Do this: Find the lines holding the string "Please" in the data, then copy all of them.

──────────

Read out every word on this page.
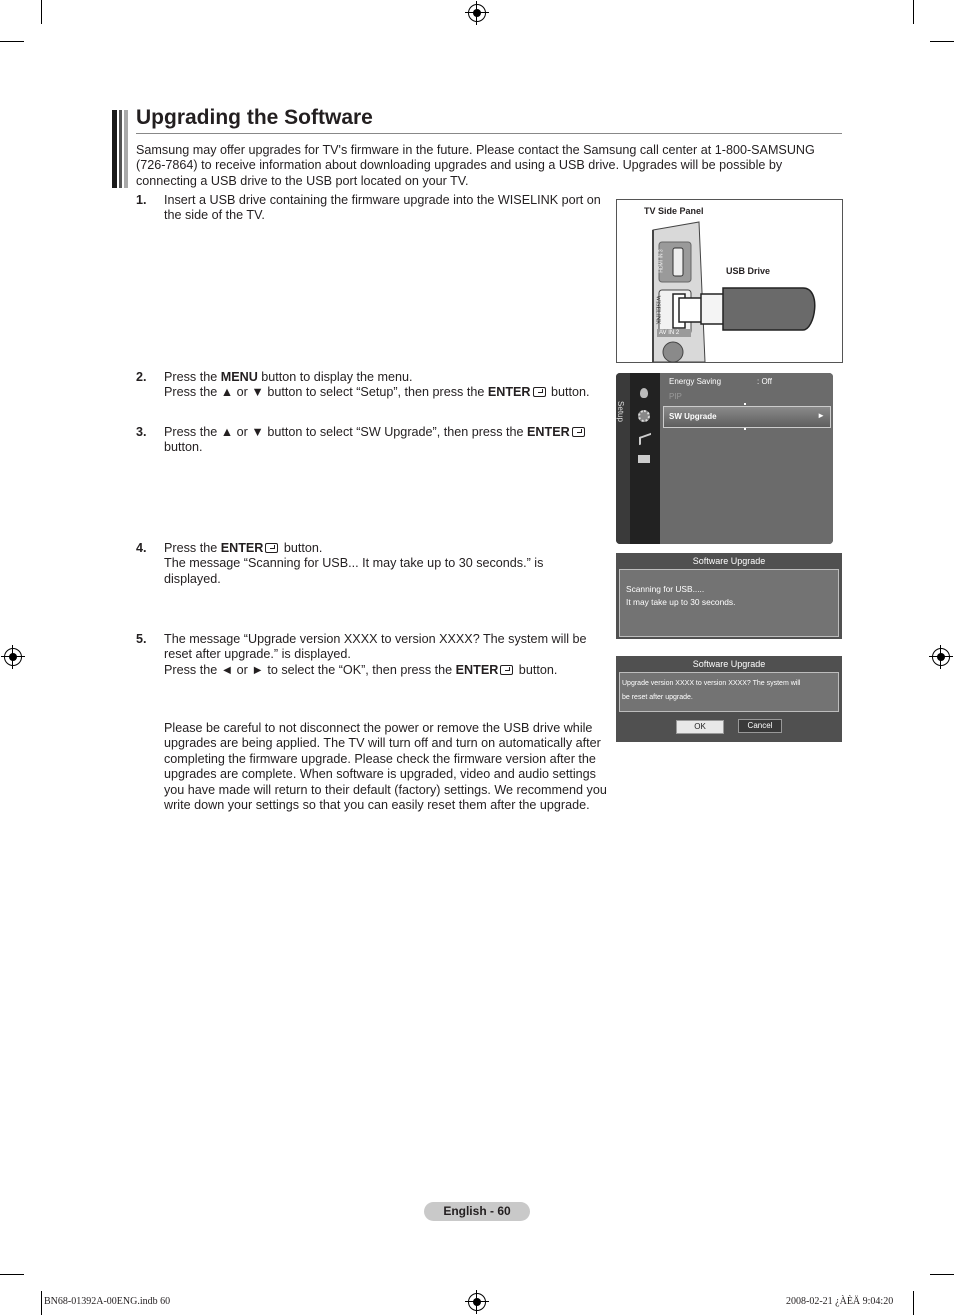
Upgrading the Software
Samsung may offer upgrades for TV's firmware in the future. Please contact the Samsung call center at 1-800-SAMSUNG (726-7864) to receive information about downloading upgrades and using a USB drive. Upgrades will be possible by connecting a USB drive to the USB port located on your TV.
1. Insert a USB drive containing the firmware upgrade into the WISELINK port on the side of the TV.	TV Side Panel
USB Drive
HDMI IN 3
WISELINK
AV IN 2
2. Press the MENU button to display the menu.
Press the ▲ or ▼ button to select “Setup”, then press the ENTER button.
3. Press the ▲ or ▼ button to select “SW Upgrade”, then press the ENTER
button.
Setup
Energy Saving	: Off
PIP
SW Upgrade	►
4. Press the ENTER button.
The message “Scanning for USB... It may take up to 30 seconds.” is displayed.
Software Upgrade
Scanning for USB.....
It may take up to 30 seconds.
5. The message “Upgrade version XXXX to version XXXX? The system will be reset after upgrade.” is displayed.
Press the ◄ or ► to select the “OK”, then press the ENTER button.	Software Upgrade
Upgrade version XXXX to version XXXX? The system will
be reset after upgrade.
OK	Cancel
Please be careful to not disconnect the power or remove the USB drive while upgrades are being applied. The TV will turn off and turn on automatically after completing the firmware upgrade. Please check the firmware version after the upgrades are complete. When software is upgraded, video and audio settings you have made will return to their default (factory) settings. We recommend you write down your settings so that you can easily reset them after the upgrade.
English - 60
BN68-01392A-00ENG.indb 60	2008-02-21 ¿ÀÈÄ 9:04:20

──────────

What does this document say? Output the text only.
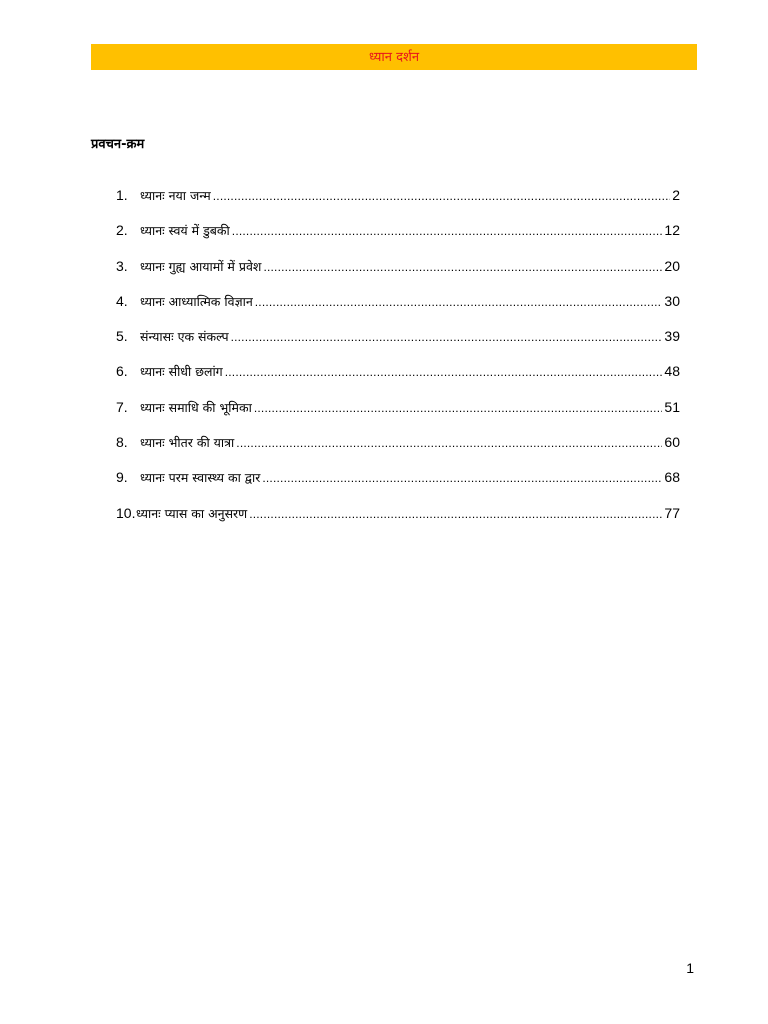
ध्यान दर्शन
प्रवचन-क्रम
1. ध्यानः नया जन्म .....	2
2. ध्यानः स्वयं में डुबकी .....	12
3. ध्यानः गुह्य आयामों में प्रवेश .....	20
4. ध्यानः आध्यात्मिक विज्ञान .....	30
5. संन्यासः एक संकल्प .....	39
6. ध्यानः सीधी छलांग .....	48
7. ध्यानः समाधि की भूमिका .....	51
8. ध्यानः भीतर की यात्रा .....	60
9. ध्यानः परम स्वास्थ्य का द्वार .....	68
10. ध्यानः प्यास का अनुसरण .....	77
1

──────────

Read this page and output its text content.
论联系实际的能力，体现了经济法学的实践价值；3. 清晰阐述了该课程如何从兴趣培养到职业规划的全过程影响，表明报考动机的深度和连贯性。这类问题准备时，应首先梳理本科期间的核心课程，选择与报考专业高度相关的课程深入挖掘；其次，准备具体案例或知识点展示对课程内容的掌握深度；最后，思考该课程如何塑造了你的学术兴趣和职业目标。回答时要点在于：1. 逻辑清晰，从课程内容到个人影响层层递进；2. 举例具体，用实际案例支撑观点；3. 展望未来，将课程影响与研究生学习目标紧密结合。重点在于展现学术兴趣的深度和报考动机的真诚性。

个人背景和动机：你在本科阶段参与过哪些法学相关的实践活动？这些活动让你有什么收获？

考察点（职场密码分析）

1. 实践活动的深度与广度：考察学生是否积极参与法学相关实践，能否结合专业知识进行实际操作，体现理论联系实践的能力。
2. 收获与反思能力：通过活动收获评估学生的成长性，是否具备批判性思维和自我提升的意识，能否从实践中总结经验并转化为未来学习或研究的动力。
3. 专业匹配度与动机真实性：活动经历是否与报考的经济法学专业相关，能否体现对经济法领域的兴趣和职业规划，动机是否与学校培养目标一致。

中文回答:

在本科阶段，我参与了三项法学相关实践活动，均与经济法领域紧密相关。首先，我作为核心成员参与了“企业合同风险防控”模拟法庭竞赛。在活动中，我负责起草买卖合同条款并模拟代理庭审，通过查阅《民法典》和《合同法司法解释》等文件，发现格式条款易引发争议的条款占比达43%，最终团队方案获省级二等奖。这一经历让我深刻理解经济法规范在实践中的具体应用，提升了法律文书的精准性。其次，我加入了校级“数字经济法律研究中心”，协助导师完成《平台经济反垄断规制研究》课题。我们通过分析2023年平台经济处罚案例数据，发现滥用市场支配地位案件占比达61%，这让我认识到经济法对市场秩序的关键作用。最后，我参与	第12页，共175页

──────────

Answer to the exercise:
Samsung may offer upgrades for TV's firmware in the future. Please contact the Samsung call center at 1-800-SAMSUNG (726-7864) to receive information about downloading upgrades and using a USB drive. Upgrades will be possible by connecting a USB drive to the USB port located on your TV.
Please be careful to not disconnect the power or remove the USB drive while upgrades are being applied. The TV will turn off and turn on automatically after completing the firmware upgrade. Please check the firmware version after the upgrades are complete. When software is upgraded, video and audio settings you have made will return to their default (factory) settings. We recommend you write down your settings so that you can easily reset them after the upgrade.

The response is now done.